[Start DATA SUPPLIED]
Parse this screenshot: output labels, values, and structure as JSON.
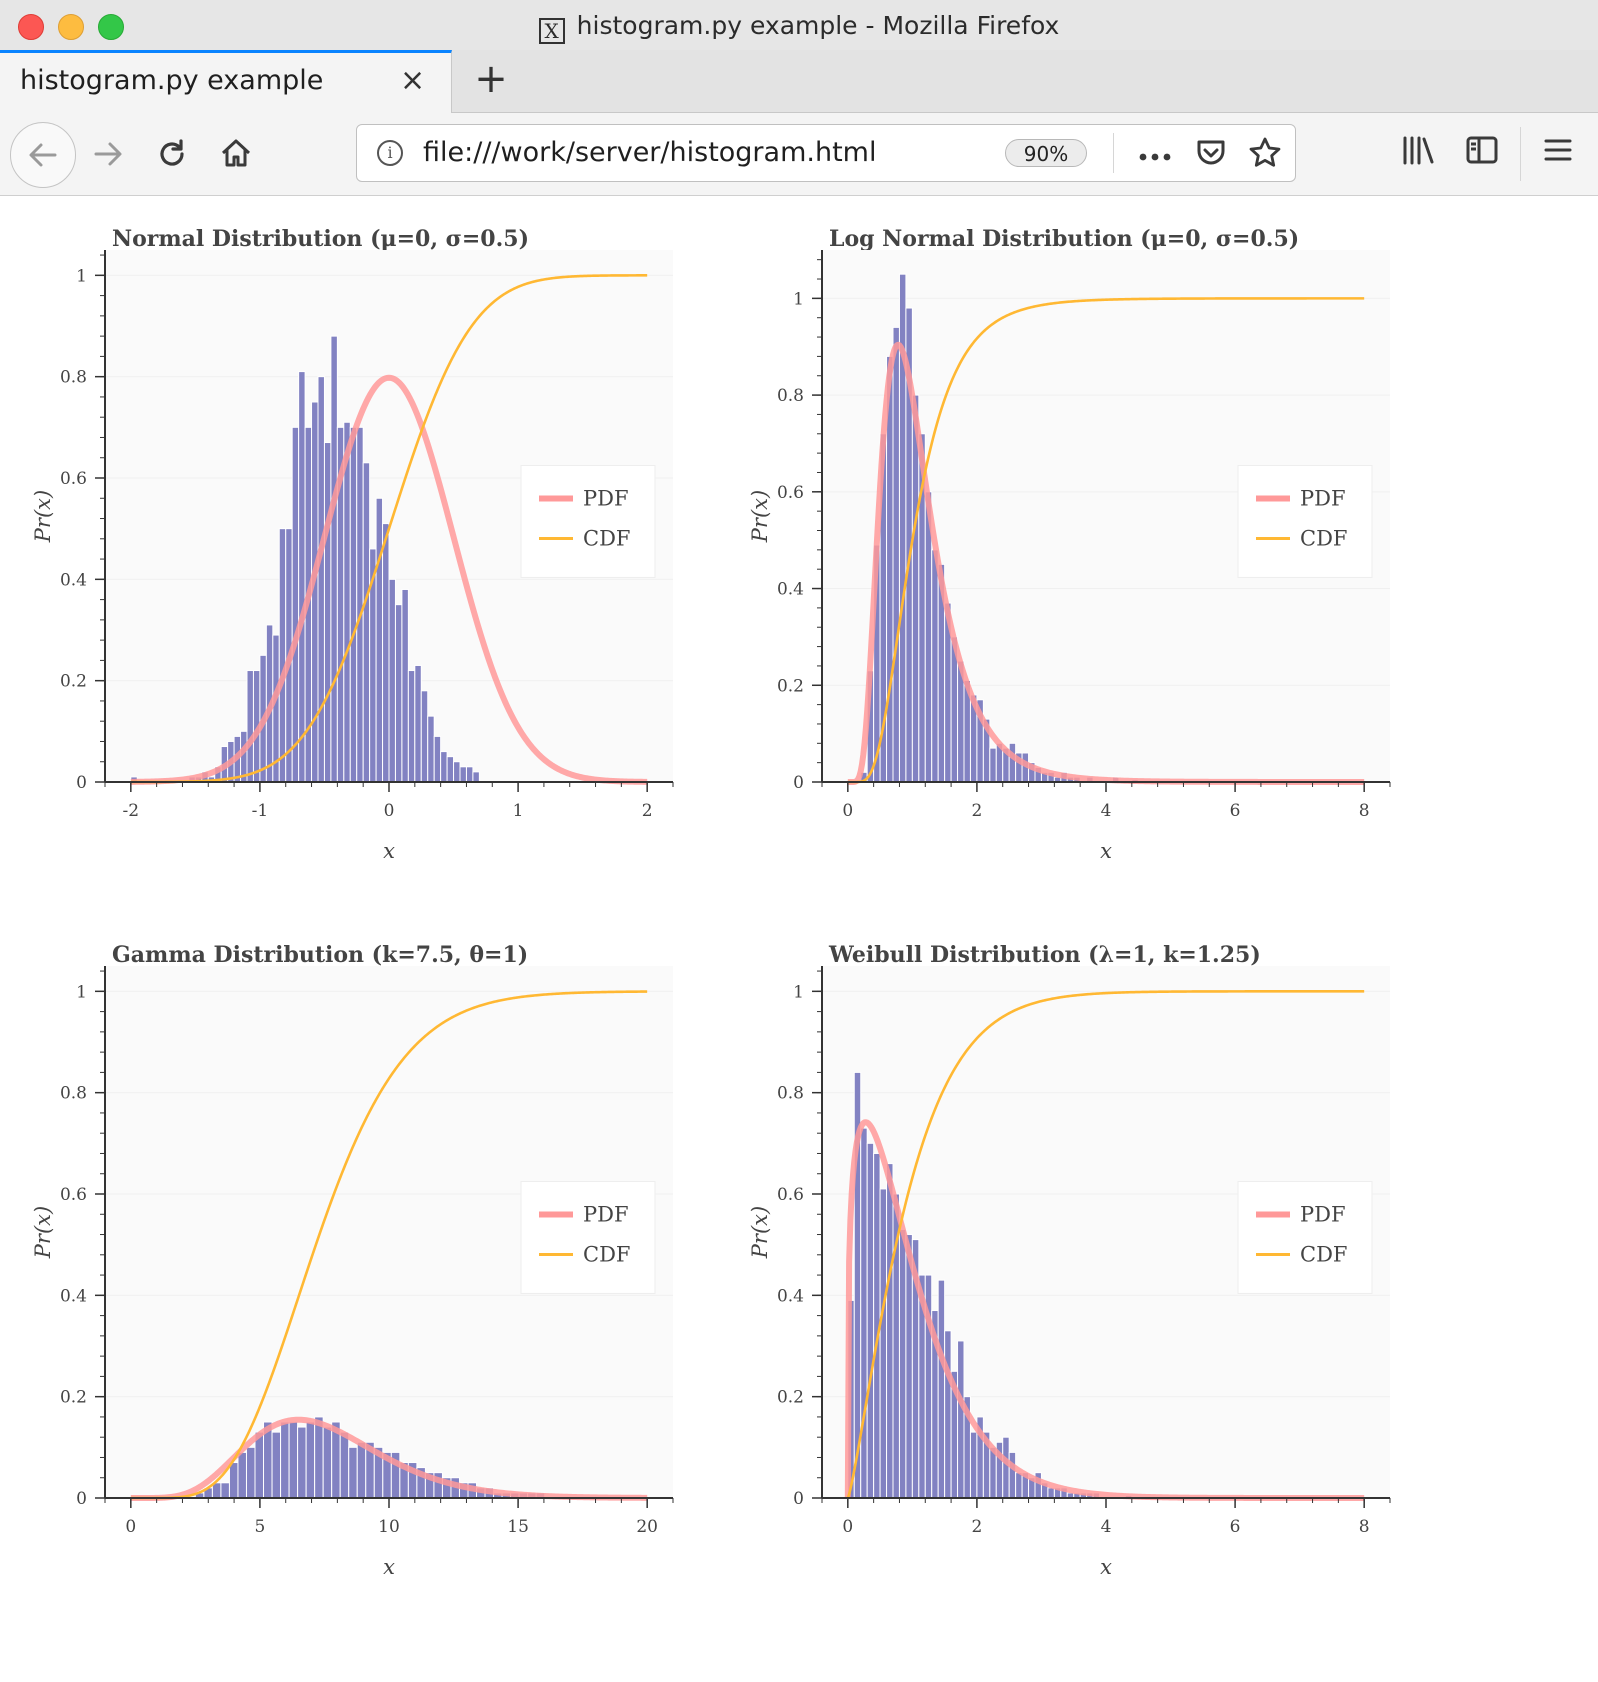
{
  "window": {
    "title": "histogram.py example - Mozilla Firefox",
    "x_badge": "X"
  },
  "tab": {
    "label": "histogram.py example",
    "close": "×",
    "new_tab": "+"
  },
  "nav": {
    "url": "file:///work/server/histogram.html",
    "zoom": "90%",
    "icons": [
      "back-icon",
      "forward-icon",
      "reload-icon",
      "home-icon",
      "info-icon",
      "more-icon",
      "pocket-icon",
      "bookmark-star-icon",
      "library-icon",
      "sidebar-icon",
      "menu-icon"
    ]
  },
  "colors": {
    "bars": "#7b7bbf",
    "pdf": "#ff9999",
    "cdf": "#ffb833",
    "plot_bg": "#fafafa"
  },
  "legend": {
    "pdf": "PDF",
    "cdf": "CDF"
  },
  "chart_data": [
    {
      "type": "bar",
      "title": "Normal Distribution (μ=0, σ=0.5)",
      "xlabel": "x",
      "ylabel": "Pr(x)",
      "xlim": [
        -2.2,
        2.2
      ],
      "ylim": [
        0,
        1.05
      ],
      "xticks": [
        -2,
        -1,
        0,
        1,
        2
      ],
      "xtick_labels": [
        "-2",
        "-1",
        "0",
        "1",
        "2"
      ],
      "yticks": [
        0,
        0.2,
        0.4,
        0.6,
        0.8,
        1
      ],
      "ytick_labels": [
        "0",
        "0.2",
        "0.4",
        "0.6",
        "0.8",
        "1"
      ],
      "bins": {
        "start": -2.0,
        "width": 0.05,
        "values": [
          0.01,
          0,
          0,
          0,
          0,
          0,
          0,
          0,
          0,
          0.01,
          0.01,
          0.02,
          0.01,
          0.03,
          0.07,
          0.08,
          0.09,
          0.1,
          0.22,
          0.22,
          0.25,
          0.31,
          0.29,
          0.5,
          0.5,
          0.7,
          0.81,
          0.7,
          0.75,
          0.8,
          0.67,
          0.88,
          0.7,
          0.71,
          0.7,
          0.7,
          0.63,
          0.46,
          0.56,
          0.51,
          0.4,
          0.35,
          0.38,
          0.22,
          0.23,
          0.18,
          0.13,
          0.09,
          0.06,
          0.05,
          0.04,
          0.03,
          0.03,
          0.02
        ]
      },
      "pdf": {
        "dist": "normal",
        "mu": 0,
        "sigma": 0.5,
        "x_range": [
          -2,
          2
        ]
      },
      "cdf": {
        "dist": "normal",
        "mu": 0,
        "sigma": 0.5,
        "x_range": [
          -2,
          2
        ]
      },
      "legend_entries": [
        "PDF",
        "CDF"
      ],
      "legend_position": "right"
    },
    {
      "type": "bar",
      "title": "Log Normal Distribution (μ=0, σ=0.5)",
      "xlabel": "x",
      "ylabel": "Pr(x)",
      "xlim": [
        -0.4,
        8.4
      ],
      "ylim": [
        0,
        1.1
      ],
      "xticks": [
        0,
        2,
        4,
        6,
        8
      ],
      "xtick_labels": [
        "0",
        "2",
        "4",
        "6",
        "8"
      ],
      "yticks": [
        0,
        0.2,
        0.4,
        0.6,
        0.8,
        1
      ],
      "ytick_labels": [
        "0",
        "0.2",
        "0.4",
        "0.6",
        "0.8",
        "1"
      ],
      "bins": {
        "start": 0.1,
        "width": 0.1,
        "values": [
          0,
          0.02,
          0.23,
          0.49,
          0.72,
          0.88,
          0.94,
          1.05,
          0.98,
          0.8,
          0.72,
          0.6,
          0.48,
          0.45,
          0.37,
          0.3,
          0.25,
          0.21,
          0.18,
          0.17,
          0.13,
          0.07,
          0.08,
          0.07,
          0.08,
          0.06,
          0.06,
          0.04,
          0.03,
          0.02,
          0.02,
          0.01,
          0.02,
          0.01,
          0.01,
          0,
          0.01,
          0,
          0,
          0,
          0.01,
          0,
          0,
          0.005
        ]
      },
      "pdf": {
        "dist": "lognormal",
        "mu": 0,
        "sigma": 0.5,
        "x_range": [
          0,
          8
        ]
      },
      "cdf": {
        "dist": "lognormal",
        "mu": 0,
        "sigma": 0.5,
        "x_range": [
          0,
          8
        ]
      },
      "legend_entries": [
        "PDF",
        "CDF"
      ],
      "legend_position": "right"
    },
    {
      "type": "bar",
      "title": "Gamma Distribution (k=7.5, θ=1)",
      "xlabel": "x",
      "ylabel": "Pr(x)",
      "xlim": [
        -1,
        21
      ],
      "ylim": [
        0,
        1.05
      ],
      "xticks": [
        0,
        5,
        10,
        15,
        20
      ],
      "xtick_labels": [
        "0",
        "5",
        "10",
        "15",
        "20"
      ],
      "yticks": [
        0,
        0.2,
        0.4,
        0.6,
        0.8,
        1
      ],
      "ytick_labels": [
        "0",
        "0.2",
        "0.4",
        "0.6",
        "0.8",
        "1"
      ],
      "bins": {
        "start": 2.5,
        "width": 0.33,
        "values": [
          0.01,
          0.02,
          0.03,
          0.03,
          0.07,
          0.09,
          0.1,
          0.13,
          0.15,
          0.13,
          0.15,
          0.15,
          0.14,
          0.15,
          0.16,
          0.14,
          0.15,
          0.13,
          0.1,
          0.11,
          0.11,
          0.1,
          0.09,
          0.09,
          0.07,
          0.07,
          0.06,
          0.05,
          0.05,
          0.04,
          0.04,
          0.03,
          0.03,
          0.02,
          0.02,
          0.01,
          0.01,
          0.01,
          0.01,
          0.01,
          0.01
        ]
      },
      "pdf": {
        "dist": "gamma",
        "k": 7.5,
        "theta": 1,
        "x_range": [
          0,
          20
        ]
      },
      "cdf": {
        "dist": "gamma",
        "k": 7.5,
        "theta": 1,
        "x_range": [
          0,
          20
        ]
      },
      "legend_entries": [
        "PDF",
        "CDF"
      ],
      "legend_position": "right"
    },
    {
      "type": "bar",
      "title": "Weibull Distribution (λ=1, k=1.25)",
      "xlabel": "x",
      "ylabel": "Pr(x)",
      "xlim": [
        -0.4,
        8.4
      ],
      "ylim": [
        0,
        1.05
      ],
      "xticks": [
        0,
        2,
        4,
        6,
        8
      ],
      "xtick_labels": [
        "0",
        "2",
        "4",
        "6",
        "8"
      ],
      "yticks": [
        0,
        0.2,
        0.4,
        0.6,
        0.8,
        1
      ],
      "ytick_labels": [
        "0",
        "0.2",
        "0.4",
        "0.6",
        "0.8",
        "1"
      ],
      "bins": {
        "start": 0.0,
        "width": 0.1,
        "values": [
          0.39,
          0.84,
          0.73,
          0.7,
          0.68,
          0.61,
          0.66,
          0.6,
          0.53,
          0.52,
          0.51,
          0.44,
          0.44,
          0.37,
          0.43,
          0.33,
          0.25,
          0.31,
          0.2,
          0.13,
          0.16,
          0.13,
          0.1,
          0.11,
          0.12,
          0.09,
          0.05,
          0.05,
          0.04,
          0.05,
          0.03,
          0.02,
          0.02,
          0.02,
          0.01,
          0.01,
          0.01,
          0.01,
          0.01,
          0,
          0,
          0,
          0,
          0.005
        ]
      },
      "pdf": {
        "dist": "weibull",
        "lambda": 1,
        "k": 1.25,
        "x_range": [
          0,
          8
        ]
      },
      "cdf": {
        "dist": "weibull",
        "lambda": 1,
        "k": 1.25,
        "x_range": [
          0,
          8
        ]
      },
      "legend_entries": [
        "PDF",
        "CDF"
      ],
      "legend_position": "right"
    }
  ]
}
[End DATA SUPPLIED]
SHORT TASK = Every record must be copied exactly, with images dropped from the result.

WORKED ANSWER =
Parse this screenshot: output labels, values, and structure as JSON.
{
  "window": {
    "title": "histogram.py example - Mozilla Firefox",
    "x_badge": "X"
  },
  "tab": {
    "label": "histogram.py example",
    "close": "×",
    "new_tab": "+"
  },
  "nav": {
    "url": "file:///work/server/histogram.html",
    "zoom": "90%",
    "icons": [
      "back-icon",
      "forward-icon",
      "reload-icon",
      "home-icon",
      "info-icon",
      "more-icon",
      "pocket-icon",
      "bookmark-star-icon",
      "library-icon",
      "sidebar-icon",
      "menu-icon"
    ]
  },
  "colors": {
    "bars": "#7b7bbf",
    "pdf": "#ff9999",
    "cdf": "#ffb833",
    "plot_bg": "#fafafa"
  },
  "legend": {
    "pdf": "PDF",
    "cdf": "CDF"
  },
  "chart_data": [
    {
      "type": "bar",
      "title": "Normal Distribution (μ=0, σ=0.5)",
      "xlabel": "x",
      "ylabel": "Pr(x)",
      "xlim": [
        -2.2,
        2.2
      ],
      "ylim": [
        0,
        1.05
      ],
      "xticks": [
        -2,
        -1,
        0,
        1,
        2
      ],
      "xtick_labels": [
        "-2",
        "-1",
        "0",
        "1",
        "2"
      ],
      "yticks": [
        0,
        0.2,
        0.4,
        0.6,
        0.8,
        1
      ],
      "ytick_labels": [
        "0",
        "0.2",
        "0.4",
        "0.6",
        "0.8",
        "1"
      ],
      "bins": {
        "start": -2.0,
        "width": 0.05,
        "values": [
          0.01,
          0,
          0,
          0,
          0,
          0,
          0,
          0,
          0,
          0.01,
          0.01,
          0.02,
          0.01,
          0.03,
          0.07,
          0.08,
          0.09,
          0.1,
          0.22,
          0.22,
          0.25,
          0.31,
          0.29,
          0.5,
          0.5,
          0.7,
          0.81,
          0.7,
          0.75,
          0.8,
          0.67,
          0.88,
          0.7,
          0.71,
          0.7,
          0.7,
          0.63,
          0.46,
          0.56,
          0.51,
          0.4,
          0.35,
          0.38,
          0.22,
          0.23,
          0.18,
          0.13,
          0.09,
          0.06,
          0.05,
          0.04,
          0.03,
          0.03,
          0.02
        ]
      },
      "pdf": {
        "dist": "normal",
        "mu": 0,
        "sigma": 0.5,
        "x_range": [
          -2,
          2
        ]
      },
      "cdf": {
        "dist": "normal",
        "mu": 0,
        "sigma": 0.5,
        "x_range": [
          -2,
          2
        ]
      },
      "legend_entries": [
        "PDF",
        "CDF"
      ],
      "legend_position": "right"
    },
    {
      "type": "bar",
      "title": "Log Normal Distribution (μ=0, σ=0.5)",
      "xlabel": "x",
      "ylabel": "Pr(x)",
      "xlim": [
        -0.4,
        8.4
      ],
      "ylim": [
        0,
        1.1
      ],
      "xticks": [
        0,
        2,
        4,
        6,
        8
      ],
      "xtick_labels": [
        "0",
        "2",
        "4",
        "6",
        "8"
      ],
      "yticks": [
        0,
        0.2,
        0.4,
        0.6,
        0.8,
        1
      ],
      "ytick_labels": [
        "0",
        "0.2",
        "0.4",
        "0.6",
        "0.8",
        "1"
      ],
      "bins": {
        "start": 0.1,
        "width": 0.1,
        "values": [
          0,
          0.02,
          0.23,
          0.49,
          0.72,
          0.88,
          0.94,
          1.05,
          0.98,
          0.8,
          0.72,
          0.6,
          0.48,
          0.45,
          0.37,
          0.3,
          0.25,
          0.21,
          0.18,
          0.17,
          0.13,
          0.07,
          0.08,
          0.07,
          0.08,
          0.06,
          0.06,
          0.04,
          0.03,
          0.02,
          0.02,
          0.01,
          0.02,
          0.01,
          0.01,
          0,
          0.01,
          0,
          0,
          0,
          0.01,
          0,
          0,
          0.005
        ]
      },
      "pdf": {
        "dist": "lognormal",
        "mu": 0,
        "sigma": 0.5,
        "x_range": [
          0,
          8
        ]
      },
      "cdf": {
        "dist": "lognormal",
        "mu": 0,
        "sigma": 0.5,
        "x_range": [
          0,
          8
        ]
      },
      "legend_entries": [
        "PDF",
        "CDF"
      ],
      "legend_position": "right"
    },
    {
      "type": "bar",
      "title": "Gamma Distribution (k=7.5, θ=1)",
      "xlabel": "x",
      "ylabel": "Pr(x)",
      "xlim": [
        -1,
        21
      ],
      "ylim": [
        0,
        1.05
      ],
      "xticks": [
        0,
        5,
        10,
        15,
        20
      ],
      "xtick_labels": [
        "0",
        "5",
        "10",
        "15",
        "20"
      ],
      "yticks": [
        0,
        0.2,
        0.4,
        0.6,
        0.8,
        1
      ],
      "ytick_labels": [
        "0",
        "0.2",
        "0.4",
        "0.6",
        "0.8",
        "1"
      ],
      "bins": {
        "start": 2.5,
        "width": 0.33,
        "values": [
          0.01,
          0.02,
          0.03,
          0.03,
          0.07,
          0.09,
          0.1,
          0.13,
          0.15,
          0.13,
          0.15,
          0.15,
          0.14,
          0.15,
          0.16,
          0.14,
          0.15,
          0.13,
          0.1,
          0.11,
          0.11,
          0.1,
          0.09,
          0.09,
          0.07,
          0.07,
          0.06,
          0.05,
          0.05,
          0.04,
          0.04,
          0.03,
          0.03,
          0.02,
          0.02,
          0.01,
          0.01,
          0.01,
          0.01,
          0.01,
          0.01
        ]
      },
      "pdf": {
        "dist": "gamma",
        "k": 7.5,
        "theta": 1,
        "x_range": [
          0,
          20
        ]
      },
      "cdf": {
        "dist": "gamma",
        "k": 7.5,
        "theta": 1,
        "x_range": [
          0,
          20
        ]
      },
      "legend_entries": [
        "PDF",
        "CDF"
      ],
      "legend_position": "right"
    },
    {
      "type": "bar",
      "title": "Weibull Distribution (λ=1, k=1.25)",
      "xlabel": "x",
      "ylabel": "Pr(x)",
      "xlim": [
        -0.4,
        8.4
      ],
      "ylim": [
        0,
        1.05
      ],
      "xticks": [
        0,
        2,
        4,
        6,
        8
      ],
      "xtick_labels": [
        "0",
        "2",
        "4",
        "6",
        "8"
      ],
      "yticks": [
        0,
        0.2,
        0.4,
        0.6,
        0.8,
        1
      ],
      "ytick_labels": [
        "0",
        "0.2",
        "0.4",
        "0.6",
        "0.8",
        "1"
      ],
      "bins": {
        "start": 0.0,
        "width": 0.1,
        "values": [
          0.39,
          0.84,
          0.73,
          0.7,
          0.68,
          0.61,
          0.66,
          0.6,
          0.53,
          0.52,
          0.51,
          0.44,
          0.44,
          0.37,
          0.43,
          0.33,
          0.25,
          0.31,
          0.2,
          0.13,
          0.16,
          0.13,
          0.1,
          0.11,
          0.12,
          0.09,
          0.05,
          0.05,
          0.04,
          0.05,
          0.03,
          0.02,
          0.02,
          0.02,
          0.01,
          0.01,
          0.01,
          0.01,
          0.01,
          0,
          0,
          0,
          0,
          0.005
        ]
      },
      "pdf": {
        "dist": "weibull",
        "lambda": 1,
        "k": 1.25,
        "x_range": [
          0,
          8
        ]
      },
      "cdf": {
        "dist": "weibull",
        "lambda": 1,
        "k": 1.25,
        "x_range": [
          0,
          8
        ]
      },
      "legend_entries": [
        "PDF",
        "CDF"
      ],
      "legend_position": "right"
    }
  ]
}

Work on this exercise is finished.